▶ **Provided records**
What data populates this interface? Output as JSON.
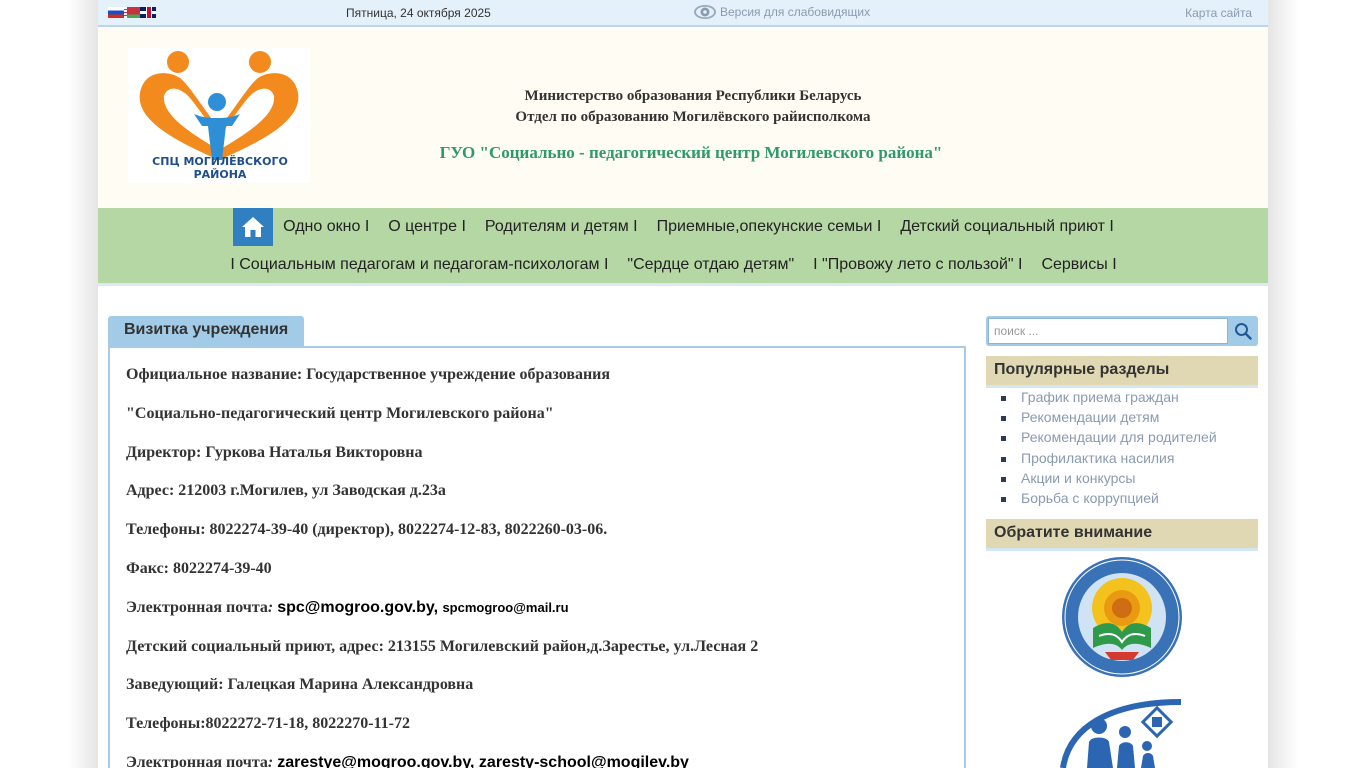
{
  "topbar": {
    "date": "Пятница, 24 октября 2025",
    "vision_link": "Версия для слабовидящих",
    "sitemap_link": "Карта сайта",
    "flags": [
      "ru-flag",
      "by-flag",
      "en-flag"
    ]
  },
  "header": {
    "logo_caption": "СПЦ МОГИЛЁВСКОГО РАЙОНА",
    "ministry_line1": "Министерство образования Республики Беларусь",
    "ministry_line2": "Отдел по образованию  Могилёвского райисполкома",
    "org_title": "ГУО  \"Социально - педагогический центр Могилевского района\""
  },
  "nav": {
    "row1": [
      "Одно окно I",
      "О центре I",
      "Родителям и детям I",
      "Приемные,опекунские семьи I",
      "Детский социальный приют I"
    ],
    "row2": [
      "I Социальным педагогам и педагогам-психологам I",
      "\"Сердце отдаю детям\"",
      "I \"Провожу лето с пользой\" I",
      "Сервисы I"
    ]
  },
  "main": {
    "tab_title": "Визитка учреждения",
    "line1": "Официальное название: Государственное учреждение образования",
    "line2": "\"Социально-педагогический центр Могилевского района\"",
    "line3": "Директор: Гуркова Наталья Викторовна",
    "line4": "Адрес: 212003 г.Могилев, ул Заводская д.23а",
    "line5": "Телефоны: 8022274-39-40 (директор), 8022274-12-83, 8022260-03-06.",
    "line6": "Факс: 8022274-39-40",
    "line7_label": "Электронная почта",
    "line7_colon": ": ",
    "line7_email1": "spc@mogroo.gov.by",
    "line7_sep": ",  ",
    "line7_email2": "spcmogroo@mail.ru",
    "line8": "Детский социальный приют, адрес:  213155 Могилевский район,д.Зарестье, ул.Лесная 2",
    "line9": "Заведующий: Галецкая Марина Александровна",
    "line10": "Телефоны:8022272-71-18, 8022270-11-72",
    "line11_label": "Электронная почта",
    "line11_colon": ": ",
    "line11_email1": "zarestye@mogroo.gov.by",
    "line11_sep": ", ",
    "line11_email2": "zaresty-school@mogilev.by"
  },
  "sidebar": {
    "search_placeholder": "поиск ...",
    "popular_title": "Популярные разделы",
    "popular_items": [
      "График приема граждан",
      "Рекомендации детям",
      "Рекомендации для родителей",
      "Профилактика насилия",
      "Акции и конкурсы",
      "Борьба с коррупцией"
    ],
    "attention_title": "Обратите внимание"
  },
  "colors": {
    "topbar_bg": "#e4f0fa",
    "header_bg": "#fffcf3",
    "nav_bg": "#b5d7a4",
    "home_blue": "#2f7fc1",
    "org_green": "#2e9a6a",
    "side_header": "#dfd8b2",
    "tab_blue": "#a2cbe8",
    "link_gray": "#8a9bb0"
  }
}
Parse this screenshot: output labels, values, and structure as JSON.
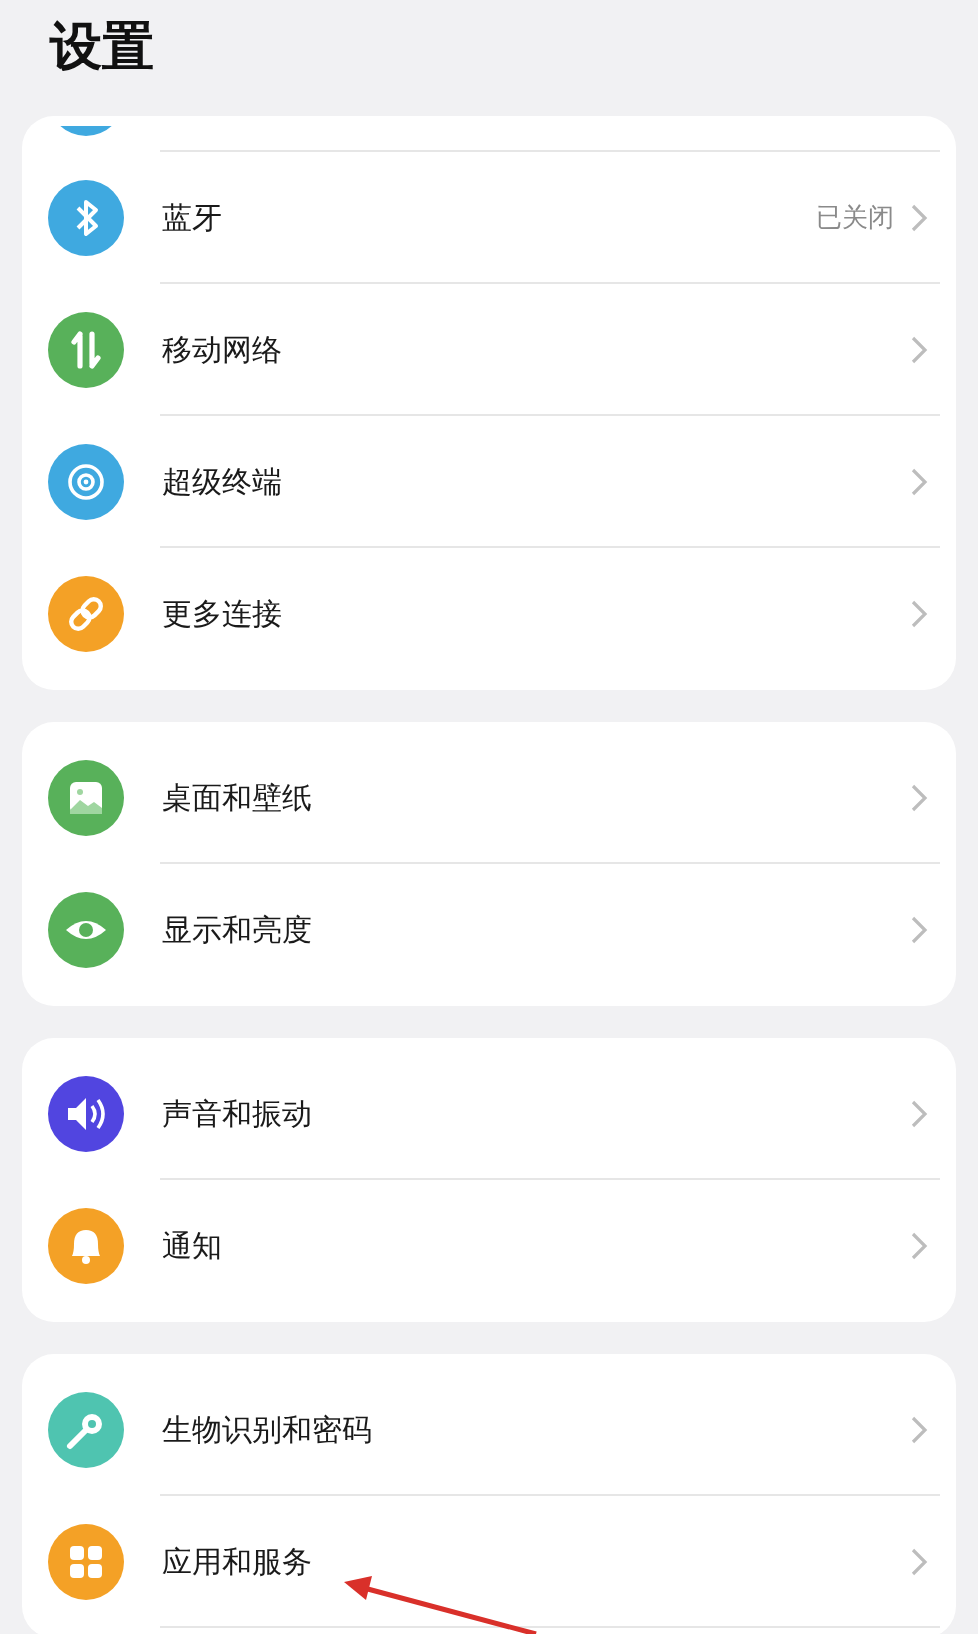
{
  "title": "设置",
  "groups": [
    {
      "items": [
        {
          "kind": "clipped",
          "color": "#3fa9e0"
        },
        {
          "kind": "row",
          "label": "蓝牙",
          "status": "已关闭",
          "color": "#3fa9e0"
        },
        {
          "kind": "row",
          "label": "移动网络",
          "color": "#58b15a"
        },
        {
          "kind": "row",
          "label": "超级终端",
          "color": "#3fa9e0"
        },
        {
          "kind": "row",
          "label": "更多连接",
          "color": "#f4a126"
        }
      ]
    },
    {
      "items": [
        {
          "kind": "row",
          "label": "桌面和壁纸",
          "color": "#58b15a"
        },
        {
          "kind": "row",
          "label": "显示和亮度",
          "color": "#58b15a"
        }
      ]
    },
    {
      "items": [
        {
          "kind": "row",
          "label": "声音和振动",
          "color": "#5145e0"
        },
        {
          "kind": "row",
          "label": "通知",
          "color": "#f4a126"
        }
      ]
    },
    {
      "items": [
        {
          "kind": "row",
          "label": "生物识别和密码",
          "color": "#4fc4b0"
        },
        {
          "kind": "row",
          "label": "应用和服务",
          "color": "#f4a126"
        }
      ]
    }
  ]
}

▶ **Task statement**
Every line should be retyped exactly, with the pictures omitted.

▶ **Exercise response**
What data populates this interface? Output as JSON.
{
  "topbar": {
    "date": "Пятница, 24 октября 2025",
    "vision_link": "Версия для слабовидящих",
    "sitemap_link": "Карта сайта",
    "flags": [
      "ru-flag",
      "by-flag",
      "en-flag"
    ]
  },
  "header": {
    "logo_caption": "СПЦ МОГИЛЁВСКОГО РАЙОНА",
    "ministry_line1": "Министерство образования Республики Беларусь",
    "ministry_line2": "Отдел по образованию  Могилёвского райисполкома",
    "org_title": "ГУО  \"Социально - педагогический центр Могилевского района\""
  },
  "nav": {
    "row1": [
      "Одно окно I",
      "О центре I",
      "Родителям и детям I",
      "Приемные,опекунские семьи I",
      "Детский социальный приют I"
    ],
    "row2": [
      "I Социальным педагогам и педагогам-психологам I",
      "\"Сердце отдаю детям\"",
      "I \"Провожу лето с пользой\" I",
      "Сервисы I"
    ]
  },
  "main": {
    "tab_title": "Визитка учреждения",
    "line1": "Официальное название: Государственное учреждение образования",
    "line2": "\"Социально-педагогический центр Могилевского района\"",
    "line3": "Директор: Гуркова Наталья Викторовна",
    "line4": "Адрес: 212003 г.Могилев, ул Заводская д.23а",
    "line5": "Телефоны: 8022274-39-40 (директор), 8022274-12-83, 8022260-03-06.",
    "line6": "Факс: 8022274-39-40",
    "line7_label": "Электронная почта",
    "line7_colon": ": ",
    "line7_email1": "spc@mogroo.gov.by",
    "line7_sep": ",  ",
    "line7_email2": "spcmogroo@mail.ru",
    "line8": "Детский социальный приют, адрес:  213155 Могилевский район,д.Зарестье, ул.Лесная 2",
    "line9": "Заведующий: Галецкая Марина Александровна",
    "line10": "Телефоны:8022272-71-18, 8022270-11-72",
    "line11_label": "Электронная почта",
    "line11_colon": ": ",
    "line11_email1": "zarestye@mogroo.gov.by",
    "line11_sep": ", ",
    "line11_email2": "zaresty-school@mogilev.by"
  },
  "sidebar": {
    "search_placeholder": "поиск ...",
    "popular_title": "Популярные разделы",
    "popular_items": [
      "График приема граждан",
      "Рекомендации детям",
      "Рекомендации для родителей",
      "Профилактика насилия",
      "Акции и конкурсы",
      "Борьба с коррупцией"
    ],
    "attention_title": "Обратите внимание"
  },
  "colors": {
    "topbar_bg": "#e4f0fa",
    "header_bg": "#fffcf3",
    "nav_bg": "#b5d7a4",
    "home_blue": "#2f7fc1",
    "org_green": "#2e9a6a",
    "side_header": "#dfd8b2",
    "tab_blue": "#a2cbe8",
    "link_gray": "#8a9bb0"
  }
}
Parse this screenshot: output labels, values, and structure as JSON.
{
  "title": "设置",
  "groups": [
    {
      "items": [
        {
          "kind": "clipped",
          "color": "#3fa9e0"
        },
        {
          "kind": "row",
          "label": "蓝牙",
          "status": "已关闭",
          "color": "#3fa9e0"
        },
        {
          "kind": "row",
          "label": "移动网络",
          "color": "#58b15a"
        },
        {
          "kind": "row",
          "label": "超级终端",
          "color": "#3fa9e0"
        },
        {
          "kind": "row",
          "label": "更多连接",
          "color": "#f4a126"
        }
      ]
    },
    {
      "items": [
        {
          "kind": "row",
          "label": "桌面和壁纸",
          "color": "#58b15a"
        },
        {
          "kind": "row",
          "label": "显示和亮度",
          "color": "#58b15a"
        }
      ]
    },
    {
      "items": [
        {
          "kind": "row",
          "label": "声音和振动",
          "color": "#5145e0"
        },
        {
          "kind": "row",
          "label": "通知",
          "color": "#f4a126"
        }
      ]
    },
    {
      "items": [
        {
          "kind": "row",
          "label": "生物识别和密码",
          "color": "#4fc4b0"
        },
        {
          "kind": "row",
          "label": "应用和服务",
          "color": "#f4a126"
        }
      ]
    }
  ]
}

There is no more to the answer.